Texto para análise

Ao contrário do que aconteceu no passado, o executivo não se limitou a divulgar orientações ou recomendações que os Estados membros podem ou não cumprir (as matérias de saúde pública e gestão de fronteiras são competências nacionais) e desenhou um instrumento legislativo que, depois da negociação e aprovação do Parlamento Europeu e Conselho da UE, entrará em vigor como um regulamento comunitário de aplicação temporária.

Esse carácter temporário foi, de resto, vertido para as disposições do regulamento, que estabelece o período da pandemia como o seu próprio “prazo de validade”. Segundo confirmou Didier Reynders, assim que a organização Mundial da Saúde declarar o fim da pandemia, a UE retomará o quadro “regular” de liberdade de circulação, e o sistema deixará de ser necessário.

A proposta da Comissão apenas regula os aspectos técnicos associados à liberdade de circulação, deixando à discricionaridade dos Estados membros a decisão política sobre outros “direitos” associados ao certificado verde, isto é, quais as medidas restritivas que deixarão de ter de ser cumpridas pelos detentores deste documento à chegada ao país, e outros eventuais usos adicionais (por exemplo, o acesso a espaços fechados ou a participação em eventos colectivos).

A única “imposição” de Bruxelas é que todas as “isenções” sejam aplicadas de forma uniforme a todos os detentores do certificado verde: cidadãos da União Europeia e os seus familiares, independentemente da nacionalidade, e nacionais de países terceiros que tenham residência na UE ou um visto para a entrada no território europeu. Mas a Comissão lembrou esta quarta-feira que na consideração dos outros usos associados, os Estados membros devem respeitar os princípios da proporcionalidade, necessidade e não discriminação.

Tarefas do exercício
1. Com base no texto sobre o certificado verde, explique por que o sistema deixará de ser necessário. Responda em uma a três frases.
2. Transcreva do texto sobre o certificado verde o trecho que abre com as palavras que contêm "Ao contrário do" e fecha com "de ser necessário.".

Linhas fornecidas
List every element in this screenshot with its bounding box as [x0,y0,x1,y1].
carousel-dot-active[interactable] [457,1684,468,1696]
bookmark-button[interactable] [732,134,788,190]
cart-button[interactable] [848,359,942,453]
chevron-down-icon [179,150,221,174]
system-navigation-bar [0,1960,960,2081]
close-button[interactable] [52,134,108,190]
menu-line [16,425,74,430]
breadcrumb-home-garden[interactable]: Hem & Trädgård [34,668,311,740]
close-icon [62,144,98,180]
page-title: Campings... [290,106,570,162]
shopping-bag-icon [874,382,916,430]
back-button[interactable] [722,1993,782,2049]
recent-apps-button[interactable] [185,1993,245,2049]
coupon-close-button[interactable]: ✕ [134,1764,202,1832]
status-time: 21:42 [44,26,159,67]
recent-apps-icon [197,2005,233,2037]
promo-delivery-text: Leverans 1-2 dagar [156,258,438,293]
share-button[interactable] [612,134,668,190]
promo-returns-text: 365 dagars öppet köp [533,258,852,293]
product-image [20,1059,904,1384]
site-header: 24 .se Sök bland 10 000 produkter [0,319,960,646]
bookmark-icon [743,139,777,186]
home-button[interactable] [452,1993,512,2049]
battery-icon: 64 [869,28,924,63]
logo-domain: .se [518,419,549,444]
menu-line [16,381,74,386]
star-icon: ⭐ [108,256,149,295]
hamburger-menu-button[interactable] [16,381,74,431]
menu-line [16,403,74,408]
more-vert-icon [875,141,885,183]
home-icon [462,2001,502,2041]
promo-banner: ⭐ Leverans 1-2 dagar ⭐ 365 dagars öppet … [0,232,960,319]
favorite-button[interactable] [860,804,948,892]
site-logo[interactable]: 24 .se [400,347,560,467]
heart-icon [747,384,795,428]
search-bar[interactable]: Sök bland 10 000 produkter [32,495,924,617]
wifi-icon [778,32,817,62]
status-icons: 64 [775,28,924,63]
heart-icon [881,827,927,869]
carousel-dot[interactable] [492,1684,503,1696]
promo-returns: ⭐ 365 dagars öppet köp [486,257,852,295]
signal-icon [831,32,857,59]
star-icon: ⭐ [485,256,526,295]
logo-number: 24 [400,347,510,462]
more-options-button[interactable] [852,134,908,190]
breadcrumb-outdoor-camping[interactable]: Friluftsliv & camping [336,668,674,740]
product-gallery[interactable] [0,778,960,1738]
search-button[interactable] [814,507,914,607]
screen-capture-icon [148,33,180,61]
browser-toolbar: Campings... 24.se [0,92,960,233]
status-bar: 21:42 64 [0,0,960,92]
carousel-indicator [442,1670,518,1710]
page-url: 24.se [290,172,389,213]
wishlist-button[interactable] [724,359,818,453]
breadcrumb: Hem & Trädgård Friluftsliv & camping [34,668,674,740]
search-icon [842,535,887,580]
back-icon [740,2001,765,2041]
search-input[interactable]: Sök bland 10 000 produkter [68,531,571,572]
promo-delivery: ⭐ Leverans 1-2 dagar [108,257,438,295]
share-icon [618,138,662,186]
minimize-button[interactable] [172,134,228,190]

Resultados por tarefa
1. O regulamento fixa o período da pandemia como o seu próprio "prazo de validade". Segundo Didier Reynders, assim que a Organização Mundial da Saúde declarar o fim da pandemia, a UE retomará o quadro "regular" de liberdade de circulação.

2.
Ao contrário do que aconteceu no passado, o executivo não se limitou a divulgar orientações ou recomendações que os Estados membros podem ou não cumprir (as matérias de saúde pública e gestão de fronteiras são competências nacionais) e desenhou um instrumento legislativo que, depois da negociação e aprovação do Parlamento Europeu e Conselho da UE, entrará em vigor como um regulamento comunitário de aplicação temporária.

Esse carácter temporário foi, de resto, vertido para as disposições do regulamento, que estabelece o período da pandemia como o seu próprio “prazo de validade”. Segundo confirmou Didier Reynders, assim que a organização Mundial da Saúde declarar o fim da pandemia, a UE retomará o quadro “regular” de liberdade de circulação, e o sistema deixará de ser necessário.